— begin STORED RECORDS —

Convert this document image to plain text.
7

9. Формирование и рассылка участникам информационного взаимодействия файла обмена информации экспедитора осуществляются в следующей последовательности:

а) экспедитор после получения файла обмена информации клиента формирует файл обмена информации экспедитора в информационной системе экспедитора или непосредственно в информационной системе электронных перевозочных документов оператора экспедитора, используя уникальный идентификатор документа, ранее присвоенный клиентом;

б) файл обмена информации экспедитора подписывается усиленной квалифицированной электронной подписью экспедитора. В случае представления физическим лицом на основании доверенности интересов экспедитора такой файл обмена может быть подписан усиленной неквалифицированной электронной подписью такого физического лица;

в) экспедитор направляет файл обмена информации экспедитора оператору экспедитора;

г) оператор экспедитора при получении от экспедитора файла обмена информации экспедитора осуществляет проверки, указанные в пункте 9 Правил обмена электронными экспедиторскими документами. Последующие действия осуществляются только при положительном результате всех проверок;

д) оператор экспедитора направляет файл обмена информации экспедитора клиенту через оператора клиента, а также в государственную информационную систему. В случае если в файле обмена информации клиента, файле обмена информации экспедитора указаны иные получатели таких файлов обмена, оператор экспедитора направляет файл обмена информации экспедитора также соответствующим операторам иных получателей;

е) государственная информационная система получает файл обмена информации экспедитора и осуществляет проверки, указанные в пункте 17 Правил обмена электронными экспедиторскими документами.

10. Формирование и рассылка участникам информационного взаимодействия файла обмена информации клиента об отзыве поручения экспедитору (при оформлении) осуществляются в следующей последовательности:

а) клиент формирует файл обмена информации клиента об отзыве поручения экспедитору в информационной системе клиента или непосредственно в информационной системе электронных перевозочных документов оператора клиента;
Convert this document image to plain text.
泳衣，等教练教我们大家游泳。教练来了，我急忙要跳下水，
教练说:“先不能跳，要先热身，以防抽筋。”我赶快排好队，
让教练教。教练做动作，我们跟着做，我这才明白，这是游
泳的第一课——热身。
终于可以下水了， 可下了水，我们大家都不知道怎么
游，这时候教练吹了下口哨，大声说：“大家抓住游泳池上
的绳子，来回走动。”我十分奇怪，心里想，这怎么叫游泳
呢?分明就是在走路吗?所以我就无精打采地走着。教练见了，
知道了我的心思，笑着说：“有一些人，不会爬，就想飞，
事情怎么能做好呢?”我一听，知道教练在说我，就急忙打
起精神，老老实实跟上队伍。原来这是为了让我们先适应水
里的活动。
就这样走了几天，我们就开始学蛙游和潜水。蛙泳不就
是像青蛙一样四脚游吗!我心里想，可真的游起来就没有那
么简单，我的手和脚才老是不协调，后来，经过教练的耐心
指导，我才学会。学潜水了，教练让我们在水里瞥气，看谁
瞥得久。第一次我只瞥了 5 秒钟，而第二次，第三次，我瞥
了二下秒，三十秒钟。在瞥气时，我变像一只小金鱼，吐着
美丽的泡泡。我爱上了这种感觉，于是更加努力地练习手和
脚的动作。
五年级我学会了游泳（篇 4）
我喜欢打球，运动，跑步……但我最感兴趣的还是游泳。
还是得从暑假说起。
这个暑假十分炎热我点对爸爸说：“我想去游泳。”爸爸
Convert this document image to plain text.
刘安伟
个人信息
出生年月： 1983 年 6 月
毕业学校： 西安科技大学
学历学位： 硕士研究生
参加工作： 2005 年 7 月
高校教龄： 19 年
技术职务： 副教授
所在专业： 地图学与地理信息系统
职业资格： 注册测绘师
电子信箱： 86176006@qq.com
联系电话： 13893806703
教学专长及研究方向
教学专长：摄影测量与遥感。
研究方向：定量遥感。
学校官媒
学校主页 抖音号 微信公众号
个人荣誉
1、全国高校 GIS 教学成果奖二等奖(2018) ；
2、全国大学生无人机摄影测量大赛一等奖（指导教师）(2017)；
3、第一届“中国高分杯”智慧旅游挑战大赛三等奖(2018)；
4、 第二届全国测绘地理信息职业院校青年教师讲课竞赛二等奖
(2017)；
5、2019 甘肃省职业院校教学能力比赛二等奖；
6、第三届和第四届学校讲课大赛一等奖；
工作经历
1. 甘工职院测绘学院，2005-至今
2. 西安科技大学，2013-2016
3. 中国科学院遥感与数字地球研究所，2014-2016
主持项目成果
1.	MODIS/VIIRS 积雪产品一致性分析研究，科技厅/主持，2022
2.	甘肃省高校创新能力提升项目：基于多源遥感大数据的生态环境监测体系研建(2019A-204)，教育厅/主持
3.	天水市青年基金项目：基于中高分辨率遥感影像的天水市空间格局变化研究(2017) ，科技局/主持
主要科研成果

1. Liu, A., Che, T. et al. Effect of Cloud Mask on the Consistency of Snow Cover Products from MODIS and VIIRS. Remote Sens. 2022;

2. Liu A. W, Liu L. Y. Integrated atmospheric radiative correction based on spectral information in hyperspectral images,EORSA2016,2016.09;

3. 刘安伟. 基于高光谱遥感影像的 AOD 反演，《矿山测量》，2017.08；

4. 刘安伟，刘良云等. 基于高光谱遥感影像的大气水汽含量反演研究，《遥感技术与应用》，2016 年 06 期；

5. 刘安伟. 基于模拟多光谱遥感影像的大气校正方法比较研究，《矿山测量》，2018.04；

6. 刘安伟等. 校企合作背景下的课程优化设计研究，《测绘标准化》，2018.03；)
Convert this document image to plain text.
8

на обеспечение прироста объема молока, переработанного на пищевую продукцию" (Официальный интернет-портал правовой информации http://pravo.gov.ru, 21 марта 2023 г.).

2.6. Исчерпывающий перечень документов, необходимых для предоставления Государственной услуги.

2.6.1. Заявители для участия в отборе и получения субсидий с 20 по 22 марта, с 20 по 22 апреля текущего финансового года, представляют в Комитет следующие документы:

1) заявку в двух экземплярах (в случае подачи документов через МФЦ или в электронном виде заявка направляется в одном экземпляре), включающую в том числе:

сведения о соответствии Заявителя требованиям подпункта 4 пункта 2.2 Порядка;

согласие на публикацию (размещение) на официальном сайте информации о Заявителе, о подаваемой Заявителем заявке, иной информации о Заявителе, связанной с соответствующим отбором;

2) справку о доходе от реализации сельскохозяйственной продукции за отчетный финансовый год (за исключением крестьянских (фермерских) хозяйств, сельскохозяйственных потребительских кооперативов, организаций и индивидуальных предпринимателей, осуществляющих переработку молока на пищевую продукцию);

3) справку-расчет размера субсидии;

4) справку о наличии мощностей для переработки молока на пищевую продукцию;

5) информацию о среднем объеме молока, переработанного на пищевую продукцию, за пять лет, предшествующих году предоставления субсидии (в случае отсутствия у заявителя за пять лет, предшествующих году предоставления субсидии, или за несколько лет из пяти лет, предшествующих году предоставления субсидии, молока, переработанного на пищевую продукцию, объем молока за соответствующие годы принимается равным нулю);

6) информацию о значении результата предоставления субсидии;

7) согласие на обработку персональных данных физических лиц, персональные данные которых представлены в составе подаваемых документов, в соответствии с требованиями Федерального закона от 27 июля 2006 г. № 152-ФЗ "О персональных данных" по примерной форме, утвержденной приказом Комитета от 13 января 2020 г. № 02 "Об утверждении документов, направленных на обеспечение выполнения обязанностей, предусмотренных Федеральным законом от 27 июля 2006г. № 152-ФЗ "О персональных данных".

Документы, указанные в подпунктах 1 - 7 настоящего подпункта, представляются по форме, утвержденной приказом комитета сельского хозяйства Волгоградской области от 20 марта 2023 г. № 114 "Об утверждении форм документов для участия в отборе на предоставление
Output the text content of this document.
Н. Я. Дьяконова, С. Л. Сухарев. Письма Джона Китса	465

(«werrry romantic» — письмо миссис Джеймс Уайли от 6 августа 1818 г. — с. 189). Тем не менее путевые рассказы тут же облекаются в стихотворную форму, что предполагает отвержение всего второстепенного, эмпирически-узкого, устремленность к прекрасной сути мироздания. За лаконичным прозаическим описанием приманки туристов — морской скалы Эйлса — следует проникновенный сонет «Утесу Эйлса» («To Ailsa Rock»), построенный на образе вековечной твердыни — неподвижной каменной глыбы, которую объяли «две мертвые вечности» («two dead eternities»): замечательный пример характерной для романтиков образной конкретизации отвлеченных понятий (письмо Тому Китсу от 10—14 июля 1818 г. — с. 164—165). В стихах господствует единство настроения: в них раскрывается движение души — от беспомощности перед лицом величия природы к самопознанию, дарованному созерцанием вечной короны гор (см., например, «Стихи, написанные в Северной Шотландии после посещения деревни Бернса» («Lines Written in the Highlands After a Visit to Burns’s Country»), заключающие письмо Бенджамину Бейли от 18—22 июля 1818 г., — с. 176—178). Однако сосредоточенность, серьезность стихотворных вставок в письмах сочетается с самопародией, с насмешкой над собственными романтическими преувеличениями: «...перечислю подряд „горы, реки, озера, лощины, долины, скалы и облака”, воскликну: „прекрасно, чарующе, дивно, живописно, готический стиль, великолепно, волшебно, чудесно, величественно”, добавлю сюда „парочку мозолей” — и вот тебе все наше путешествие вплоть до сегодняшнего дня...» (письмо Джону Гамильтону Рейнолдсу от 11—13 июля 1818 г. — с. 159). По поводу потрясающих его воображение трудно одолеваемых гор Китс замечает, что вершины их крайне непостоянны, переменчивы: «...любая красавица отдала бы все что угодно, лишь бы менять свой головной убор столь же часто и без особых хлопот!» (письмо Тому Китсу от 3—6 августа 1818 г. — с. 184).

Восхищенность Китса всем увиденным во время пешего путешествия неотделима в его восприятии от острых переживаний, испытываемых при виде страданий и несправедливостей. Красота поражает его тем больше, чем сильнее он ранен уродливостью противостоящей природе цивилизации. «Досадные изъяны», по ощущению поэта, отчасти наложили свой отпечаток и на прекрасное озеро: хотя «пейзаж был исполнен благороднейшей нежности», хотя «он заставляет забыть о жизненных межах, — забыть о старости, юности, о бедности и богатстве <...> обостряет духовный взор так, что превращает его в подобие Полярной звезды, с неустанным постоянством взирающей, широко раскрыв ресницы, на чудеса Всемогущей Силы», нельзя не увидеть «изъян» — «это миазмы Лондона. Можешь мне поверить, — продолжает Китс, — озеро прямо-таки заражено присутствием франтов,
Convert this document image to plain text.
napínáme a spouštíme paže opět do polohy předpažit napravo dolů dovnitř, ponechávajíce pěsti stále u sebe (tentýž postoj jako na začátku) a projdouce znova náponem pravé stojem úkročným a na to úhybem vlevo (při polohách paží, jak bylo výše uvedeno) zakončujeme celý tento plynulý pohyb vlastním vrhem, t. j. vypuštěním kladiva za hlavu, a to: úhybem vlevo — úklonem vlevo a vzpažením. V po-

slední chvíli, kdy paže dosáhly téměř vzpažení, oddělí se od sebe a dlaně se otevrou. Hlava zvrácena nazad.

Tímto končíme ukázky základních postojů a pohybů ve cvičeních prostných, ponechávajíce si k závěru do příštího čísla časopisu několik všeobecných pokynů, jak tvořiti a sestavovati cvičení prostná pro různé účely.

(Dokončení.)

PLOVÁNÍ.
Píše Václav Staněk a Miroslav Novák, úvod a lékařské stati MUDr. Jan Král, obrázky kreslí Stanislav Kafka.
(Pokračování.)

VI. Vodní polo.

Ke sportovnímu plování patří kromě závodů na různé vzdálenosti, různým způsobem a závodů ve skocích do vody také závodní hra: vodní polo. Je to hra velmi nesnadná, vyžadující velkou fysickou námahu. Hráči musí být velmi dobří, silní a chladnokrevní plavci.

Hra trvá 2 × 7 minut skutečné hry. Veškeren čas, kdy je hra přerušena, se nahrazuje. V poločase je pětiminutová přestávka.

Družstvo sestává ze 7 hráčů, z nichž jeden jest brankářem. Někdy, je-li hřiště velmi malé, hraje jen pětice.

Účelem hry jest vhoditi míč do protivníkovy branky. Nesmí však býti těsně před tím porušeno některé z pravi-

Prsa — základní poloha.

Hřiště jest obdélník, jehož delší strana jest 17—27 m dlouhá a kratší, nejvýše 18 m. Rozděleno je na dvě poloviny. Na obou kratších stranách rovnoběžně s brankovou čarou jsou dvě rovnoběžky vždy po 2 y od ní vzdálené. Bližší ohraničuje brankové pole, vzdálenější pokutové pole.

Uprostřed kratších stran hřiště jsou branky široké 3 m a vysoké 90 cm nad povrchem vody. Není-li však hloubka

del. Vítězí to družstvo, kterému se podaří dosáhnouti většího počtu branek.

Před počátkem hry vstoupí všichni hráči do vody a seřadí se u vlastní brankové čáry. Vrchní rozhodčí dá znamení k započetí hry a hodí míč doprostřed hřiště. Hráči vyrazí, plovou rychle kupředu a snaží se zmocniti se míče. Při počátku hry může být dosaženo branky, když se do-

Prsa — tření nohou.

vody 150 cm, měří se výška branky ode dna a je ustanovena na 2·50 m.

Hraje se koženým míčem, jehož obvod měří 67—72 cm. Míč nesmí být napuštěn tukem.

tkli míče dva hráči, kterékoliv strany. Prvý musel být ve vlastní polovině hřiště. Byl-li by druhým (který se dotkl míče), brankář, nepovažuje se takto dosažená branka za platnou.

— end STORED RECORDS —

Copy out each line of the data where the string "VIIRS" appears.

1.	MODIS/VIIRS 积雪产品一致性分析研究，科技厅/主持，2022
1. Liu, A., Che, T. et al. Effect of Cloud Mask on the Consistency of Snow Cover Products from MODIS and VIIRS. Remote Sens. 2022;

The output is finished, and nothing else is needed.